Your objective: Tally the lines of the data that include the word "업종별로" and state the total, nothing else.
::: Provided data :::
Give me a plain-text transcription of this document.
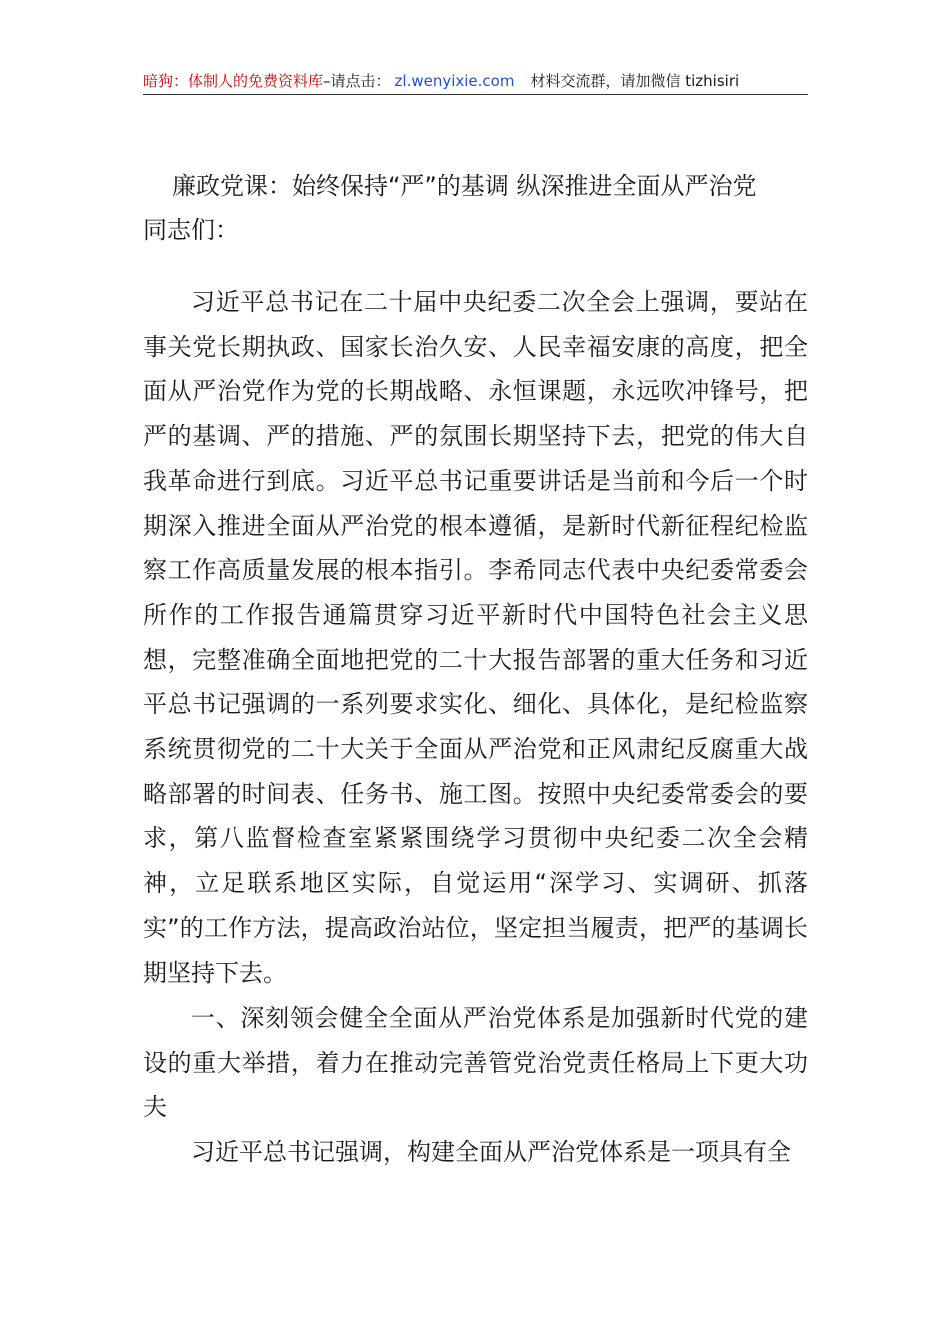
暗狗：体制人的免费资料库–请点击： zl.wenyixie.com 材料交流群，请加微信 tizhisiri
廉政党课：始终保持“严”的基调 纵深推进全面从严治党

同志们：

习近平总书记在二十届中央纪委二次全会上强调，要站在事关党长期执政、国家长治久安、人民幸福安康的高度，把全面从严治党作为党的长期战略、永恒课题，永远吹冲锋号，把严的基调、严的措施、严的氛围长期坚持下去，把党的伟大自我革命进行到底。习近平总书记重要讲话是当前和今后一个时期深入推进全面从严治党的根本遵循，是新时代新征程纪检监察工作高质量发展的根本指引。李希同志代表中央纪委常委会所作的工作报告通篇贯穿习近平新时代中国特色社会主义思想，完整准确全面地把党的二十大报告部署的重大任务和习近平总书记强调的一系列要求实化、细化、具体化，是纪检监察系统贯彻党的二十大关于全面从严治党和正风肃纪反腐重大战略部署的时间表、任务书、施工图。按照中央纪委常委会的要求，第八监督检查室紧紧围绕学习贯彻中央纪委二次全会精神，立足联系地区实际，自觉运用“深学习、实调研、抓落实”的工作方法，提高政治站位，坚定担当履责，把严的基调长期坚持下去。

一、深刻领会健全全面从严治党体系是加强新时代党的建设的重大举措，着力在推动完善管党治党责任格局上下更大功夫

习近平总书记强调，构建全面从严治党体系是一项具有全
:::
::: Provided data :::
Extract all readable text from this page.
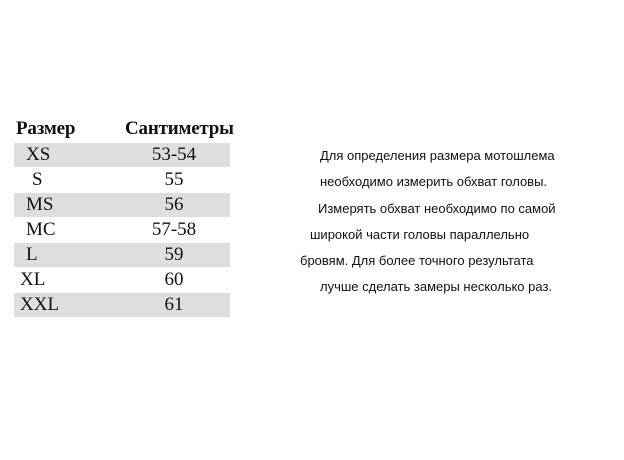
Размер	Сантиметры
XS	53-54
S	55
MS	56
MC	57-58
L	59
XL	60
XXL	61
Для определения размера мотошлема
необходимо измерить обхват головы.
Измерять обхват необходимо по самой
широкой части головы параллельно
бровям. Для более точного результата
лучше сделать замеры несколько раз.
:::
::: Provided data :::
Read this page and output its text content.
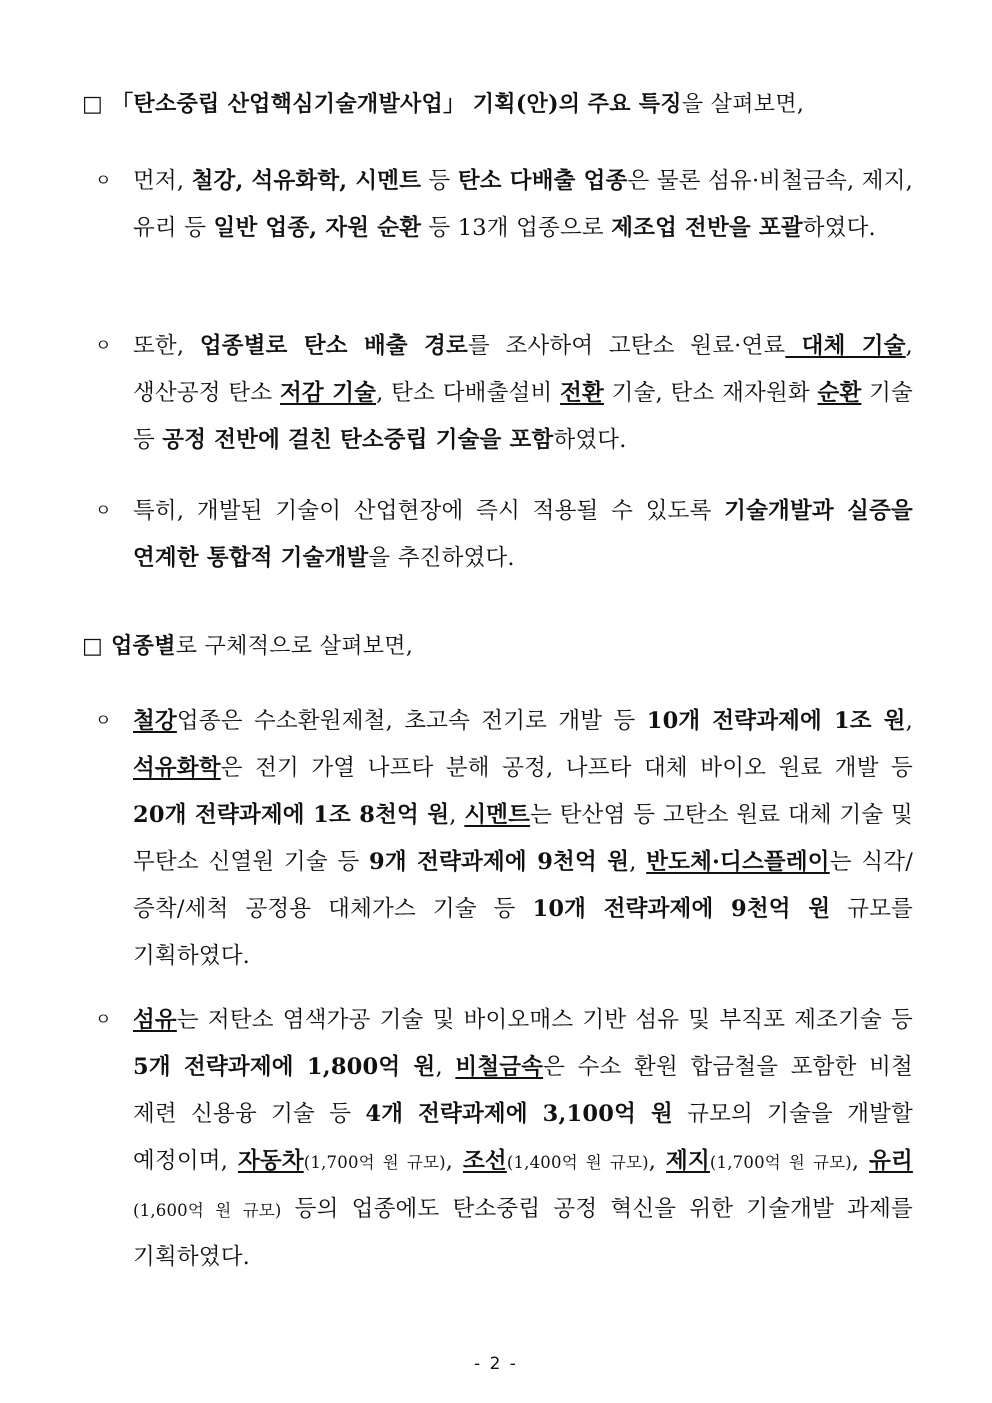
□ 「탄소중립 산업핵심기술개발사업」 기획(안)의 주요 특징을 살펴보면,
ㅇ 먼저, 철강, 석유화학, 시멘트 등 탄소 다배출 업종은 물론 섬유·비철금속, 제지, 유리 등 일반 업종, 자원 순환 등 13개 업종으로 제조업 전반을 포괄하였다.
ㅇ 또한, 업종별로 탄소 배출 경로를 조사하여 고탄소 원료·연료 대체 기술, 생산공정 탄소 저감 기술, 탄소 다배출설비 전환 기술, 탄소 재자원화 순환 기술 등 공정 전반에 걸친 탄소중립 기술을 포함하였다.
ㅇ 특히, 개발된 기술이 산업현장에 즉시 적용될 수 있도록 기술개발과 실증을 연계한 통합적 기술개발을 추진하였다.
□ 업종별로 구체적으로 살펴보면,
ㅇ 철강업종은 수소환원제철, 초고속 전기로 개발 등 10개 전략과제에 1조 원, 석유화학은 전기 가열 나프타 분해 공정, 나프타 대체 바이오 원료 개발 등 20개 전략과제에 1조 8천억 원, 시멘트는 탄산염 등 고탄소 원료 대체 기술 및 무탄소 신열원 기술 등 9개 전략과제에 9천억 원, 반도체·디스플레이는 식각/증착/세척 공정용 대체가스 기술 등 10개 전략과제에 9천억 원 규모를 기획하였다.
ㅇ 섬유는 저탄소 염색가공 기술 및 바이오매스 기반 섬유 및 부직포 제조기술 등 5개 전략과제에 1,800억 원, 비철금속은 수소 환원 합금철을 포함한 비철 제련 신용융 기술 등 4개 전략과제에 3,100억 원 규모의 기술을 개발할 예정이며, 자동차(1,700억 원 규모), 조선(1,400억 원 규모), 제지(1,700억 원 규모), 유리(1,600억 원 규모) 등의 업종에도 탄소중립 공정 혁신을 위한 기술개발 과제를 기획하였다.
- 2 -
:::
Task answer: 2